TASK DIRECTIONS
Write out the listing below again, precisely as it is given.

RECORDS FOR THIS EXERCISE
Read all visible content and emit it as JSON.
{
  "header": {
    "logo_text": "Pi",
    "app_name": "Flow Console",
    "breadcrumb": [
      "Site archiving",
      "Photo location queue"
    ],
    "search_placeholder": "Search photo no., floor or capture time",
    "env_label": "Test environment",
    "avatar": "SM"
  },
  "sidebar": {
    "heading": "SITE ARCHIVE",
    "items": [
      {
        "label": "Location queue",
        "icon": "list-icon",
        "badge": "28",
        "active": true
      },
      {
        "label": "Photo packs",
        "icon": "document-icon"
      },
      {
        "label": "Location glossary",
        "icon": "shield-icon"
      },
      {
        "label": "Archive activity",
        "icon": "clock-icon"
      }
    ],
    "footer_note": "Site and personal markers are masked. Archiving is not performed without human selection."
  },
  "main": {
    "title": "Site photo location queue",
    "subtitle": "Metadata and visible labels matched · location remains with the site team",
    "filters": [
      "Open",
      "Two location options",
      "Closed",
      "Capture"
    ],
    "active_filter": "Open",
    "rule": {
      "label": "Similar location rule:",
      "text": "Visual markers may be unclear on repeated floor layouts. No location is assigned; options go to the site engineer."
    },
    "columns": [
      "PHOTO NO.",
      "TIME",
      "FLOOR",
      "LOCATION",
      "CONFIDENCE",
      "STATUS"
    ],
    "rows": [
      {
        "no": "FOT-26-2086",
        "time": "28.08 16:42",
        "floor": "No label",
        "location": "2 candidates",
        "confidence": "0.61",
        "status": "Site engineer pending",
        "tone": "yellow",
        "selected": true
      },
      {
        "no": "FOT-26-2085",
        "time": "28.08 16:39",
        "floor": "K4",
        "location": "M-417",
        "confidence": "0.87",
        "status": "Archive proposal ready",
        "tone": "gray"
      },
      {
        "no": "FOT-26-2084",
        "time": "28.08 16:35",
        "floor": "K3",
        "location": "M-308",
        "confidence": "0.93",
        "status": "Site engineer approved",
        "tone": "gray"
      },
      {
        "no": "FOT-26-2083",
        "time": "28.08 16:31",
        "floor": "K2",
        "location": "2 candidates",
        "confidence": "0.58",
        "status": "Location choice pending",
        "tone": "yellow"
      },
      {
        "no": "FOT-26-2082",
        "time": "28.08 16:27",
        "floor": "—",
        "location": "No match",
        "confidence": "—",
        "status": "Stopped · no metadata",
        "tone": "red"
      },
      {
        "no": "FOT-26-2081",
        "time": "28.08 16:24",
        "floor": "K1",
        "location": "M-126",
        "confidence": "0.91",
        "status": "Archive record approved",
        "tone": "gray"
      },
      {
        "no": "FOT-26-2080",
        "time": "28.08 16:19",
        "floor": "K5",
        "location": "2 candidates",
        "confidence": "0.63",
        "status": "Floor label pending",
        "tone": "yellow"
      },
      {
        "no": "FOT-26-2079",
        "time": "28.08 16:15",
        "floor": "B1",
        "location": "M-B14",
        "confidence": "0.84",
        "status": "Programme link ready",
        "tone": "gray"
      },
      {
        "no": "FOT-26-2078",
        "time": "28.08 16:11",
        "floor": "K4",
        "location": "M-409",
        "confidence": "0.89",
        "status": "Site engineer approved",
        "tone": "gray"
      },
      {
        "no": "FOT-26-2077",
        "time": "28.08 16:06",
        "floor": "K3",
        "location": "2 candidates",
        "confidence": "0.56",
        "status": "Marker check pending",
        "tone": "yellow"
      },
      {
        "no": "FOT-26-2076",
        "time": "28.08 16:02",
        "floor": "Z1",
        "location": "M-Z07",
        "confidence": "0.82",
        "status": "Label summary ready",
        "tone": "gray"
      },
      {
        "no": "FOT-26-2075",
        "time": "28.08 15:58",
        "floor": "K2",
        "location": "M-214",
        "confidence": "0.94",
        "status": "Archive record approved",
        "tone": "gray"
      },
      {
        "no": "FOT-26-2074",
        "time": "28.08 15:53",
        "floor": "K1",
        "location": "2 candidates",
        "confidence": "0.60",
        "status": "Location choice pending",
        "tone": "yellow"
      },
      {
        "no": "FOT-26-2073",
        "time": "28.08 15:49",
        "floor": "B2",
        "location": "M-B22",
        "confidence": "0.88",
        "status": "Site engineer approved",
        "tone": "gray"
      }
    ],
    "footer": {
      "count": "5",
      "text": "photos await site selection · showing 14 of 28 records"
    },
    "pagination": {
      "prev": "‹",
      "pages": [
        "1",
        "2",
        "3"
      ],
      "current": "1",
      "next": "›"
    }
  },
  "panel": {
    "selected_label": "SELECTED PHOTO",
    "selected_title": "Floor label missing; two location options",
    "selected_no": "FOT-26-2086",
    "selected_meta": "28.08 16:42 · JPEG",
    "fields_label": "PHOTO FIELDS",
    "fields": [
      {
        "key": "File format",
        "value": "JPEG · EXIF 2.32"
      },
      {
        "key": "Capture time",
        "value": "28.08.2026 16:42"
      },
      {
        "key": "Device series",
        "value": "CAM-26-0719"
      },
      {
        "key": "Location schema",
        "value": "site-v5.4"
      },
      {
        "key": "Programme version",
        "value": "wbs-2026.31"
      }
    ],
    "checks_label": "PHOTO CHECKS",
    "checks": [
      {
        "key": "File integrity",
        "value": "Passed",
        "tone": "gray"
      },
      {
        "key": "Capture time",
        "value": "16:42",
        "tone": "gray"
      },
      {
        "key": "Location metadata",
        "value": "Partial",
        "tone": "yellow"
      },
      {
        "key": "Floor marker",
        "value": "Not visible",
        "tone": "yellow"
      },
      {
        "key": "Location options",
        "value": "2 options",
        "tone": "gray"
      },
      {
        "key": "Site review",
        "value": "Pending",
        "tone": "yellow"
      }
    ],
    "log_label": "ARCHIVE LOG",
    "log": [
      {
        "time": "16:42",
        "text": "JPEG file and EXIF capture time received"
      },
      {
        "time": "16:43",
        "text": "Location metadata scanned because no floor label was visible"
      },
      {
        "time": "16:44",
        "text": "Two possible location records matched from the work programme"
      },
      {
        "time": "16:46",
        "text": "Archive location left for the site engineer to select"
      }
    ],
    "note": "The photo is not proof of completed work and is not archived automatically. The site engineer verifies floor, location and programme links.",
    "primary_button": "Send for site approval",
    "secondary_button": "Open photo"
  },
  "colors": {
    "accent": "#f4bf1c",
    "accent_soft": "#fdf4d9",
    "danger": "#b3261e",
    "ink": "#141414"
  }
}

FULL RESPONSE
Read all visible content and emit it as JSON.
{
  "header": {
    "logo_text": "Pi",
    "app_name": "Flow Console",
    "breadcrumb": [
      "Site archiving",
      "Photo location queue"
    ],
    "search_placeholder": "Search photo no., floor or capture time",
    "env_label": "Test environment",
    "avatar": "SM"
  },
  "sidebar": {
    "heading": "SITE ARCHIVE",
    "items": [
      {
        "label": "Location queue",
        "icon": "list-icon",
        "badge": "28",
        "active": true
      },
      {
        "label": "Photo packs",
        "icon": "document-icon"
      },
      {
        "label": "Location glossary",
        "icon": "shield-icon"
      },
      {
        "label": "Archive activity",
        "icon": "clock-icon"
      }
    ],
    "footer_note": "Site and personal markers are masked. Archiving is not performed without human selection."
  },
  "main": {
    "title": "Site photo location queue",
    "subtitle": "Metadata and visible labels matched · location remains with the site team",
    "filters": [
      "Open",
      "Two location options",
      "Closed",
      "Capture"
    ],
    "active_filter": "Open",
    "rule": {
      "label": "Similar location rule:",
      "text": "Visual markers may be unclear on repeated floor layouts. No location is assigned; options go to the site engineer."
    },
    "columns": [
      "PHOTO NO.",
      "TIME",
      "FLOOR",
      "LOCATION",
      "CONFIDENCE",
      "STATUS"
    ],
    "rows": [
      {
        "no": "FOT-26-2086",
        "time": "28.08 16:42",
        "floor": "No label",
        "location": "2 candidates",
        "confidence": "0.61",
        "status": "Site engineer pending",
        "tone": "yellow",
        "selected": true
      },
      {
        "no": "FOT-26-2085",
        "time": "28.08 16:39",
        "floor": "K4",
        "location": "M-417",
        "confidence": "0.87",
        "status": "Archive proposal ready",
        "tone": "gray"
      },
      {
        "no": "FOT-26-2084",
        "time": "28.08 16:35",
        "floor": "K3",
        "location": "M-308",
        "confidence": "0.93",
        "status": "Site engineer approved",
        "tone": "gray"
      },
      {
        "no": "FOT-26-2083",
        "time": "28.08 16:31",
        "floor": "K2",
        "location": "2 candidates",
        "confidence": "0.58",
        "status": "Location choice pending",
        "tone": "yellow"
      },
      {
        "no": "FOT-26-2082",
        "time": "28.08 16:27",
        "floor": "—",
        "location": "No match",
        "confidence": "—",
        "status": "Stopped · no metadata",
        "tone": "red"
      },
      {
        "no": "FOT-26-2081",
        "time": "28.08 16:24",
        "floor": "K1",
        "location": "M-126",
        "confidence": "0.91",
        "status": "Archive record approved",
        "tone": "gray"
      },
      {
        "no": "FOT-26-2080",
        "time": "28.08 16:19",
        "floor": "K5",
        "location": "2 candidates",
        "confidence": "0.63",
        "status": "Floor label pending",
        "tone": "yellow"
      },
      {
        "no": "FOT-26-2079",
        "time": "28.08 16:15",
        "floor": "B1",
        "location": "M-B14",
        "confidence": "0.84",
        "status": "Programme link ready",
        "tone": "gray"
      },
      {
        "no": "FOT-26-2078",
        "time": "28.08 16:11",
        "floor": "K4",
        "location": "M-409",
        "confidence": "0.89",
        "status": "Site engineer approved",
        "tone": "gray"
      },
      {
        "no": "FOT-26-2077",
        "time": "28.08 16:06",
        "floor": "K3",
        "location": "2 candidates",
        "confidence": "0.56",
        "status": "Marker check pending",
        "tone": "yellow"
      },
      {
        "no": "FOT-26-2076",
        "time": "28.08 16:02",
        "floor": "Z1",
        "location": "M-Z07",
        "confidence": "0.82",
        "status": "Label summary ready",
        "tone": "gray"
      },
      {
        "no": "FOT-26-2075",
        "time": "28.08 15:58",
        "floor": "K2",
        "location": "M-214",
        "confidence": "0.94",
        "status": "Archive record approved",
        "tone": "gray"
      },
      {
        "no": "FOT-26-2074",
        "time": "28.08 15:53",
        "floor": "K1",
        "location": "2 candidates",
        "confidence": "0.60",
        "status": "Location choice pending",
        "tone": "yellow"
      },
      {
        "no": "FOT-26-2073",
        "time": "28.08 15:49",
        "floor": "B2",
        "location": "M-B22",
        "confidence": "0.88",
        "status": "Site engineer approved",
        "tone": "gray"
      }
    ],
    "footer": {
      "count": "5",
      "text": "photos await site selection · showing 14 of 28 records"
    },
    "pagination": {
      "prev": "‹",
      "pages": [
        "1",
        "2",
        "3"
      ],
      "current": "1",
      "next": "›"
    }
  },
  "panel": {
    "selected_label": "SELECTED PHOTO",
    "selected_title": "Floor label missing; two location options",
    "selected_no": "FOT-26-2086",
    "selected_meta": "28.08 16:42 · JPEG",
    "fields_label": "PHOTO FIELDS",
    "fields": [
      {
        "key": "File format",
        "value": "JPEG · EXIF 2.32"
      },
      {
        "key": "Capture time",
        "value": "28.08.2026 16:42"
      },
      {
        "key": "Device series",
        "value": "CAM-26-0719"
      },
      {
        "key": "Location schema",
        "value": "site-v5.4"
      },
      {
        "key": "Programme version",
        "value": "wbs-2026.31"
      }
    ],
    "checks_label": "PHOTO CHECKS",
    "checks": [
      {
        "key": "File integrity",
        "value": "Passed",
        "tone": "gray"
      },
      {
        "key": "Capture time",
        "value": "16:42",
        "tone": "gray"
      },
      {
        "key": "Location metadata",
        "value": "Partial",
        "tone": "yellow"
      },
      {
        "key": "Floor marker",
        "value": "Not visible",
        "tone": "yellow"
      },
      {
        "key": "Location options",
        "value": "2 options",
        "tone": "gray"
      },
      {
        "key": "Site review",
        "value": "Pending",
        "tone": "yellow"
      }
    ],
    "log_label": "ARCHIVE LOG",
    "log": [
      {
        "time": "16:42",
        "text": "JPEG file and EXIF capture time received"
      },
      {
        "time": "16:43",
        "text": "Location metadata scanned because no floor label was visible"
      },
      {
        "time": "16:44",
        "text": "Two possible location records matched from the work programme"
      },
      {
        "time": "16:46",
        "text": "Archive location left for the site engineer to select"
      }
    ],
    "note": "The photo is not proof of completed work and is not archived automatically. The site engineer verifies floor, location and programme links.",
    "primary_button": "Send for site approval",
    "secondary_button": "Open photo"
  },
  "colors": {
    "accent": "#f4bf1c",
    "accent_soft": "#fdf4d9",
    "danger": "#b3261e",
    "ink": "#141414"
  }
}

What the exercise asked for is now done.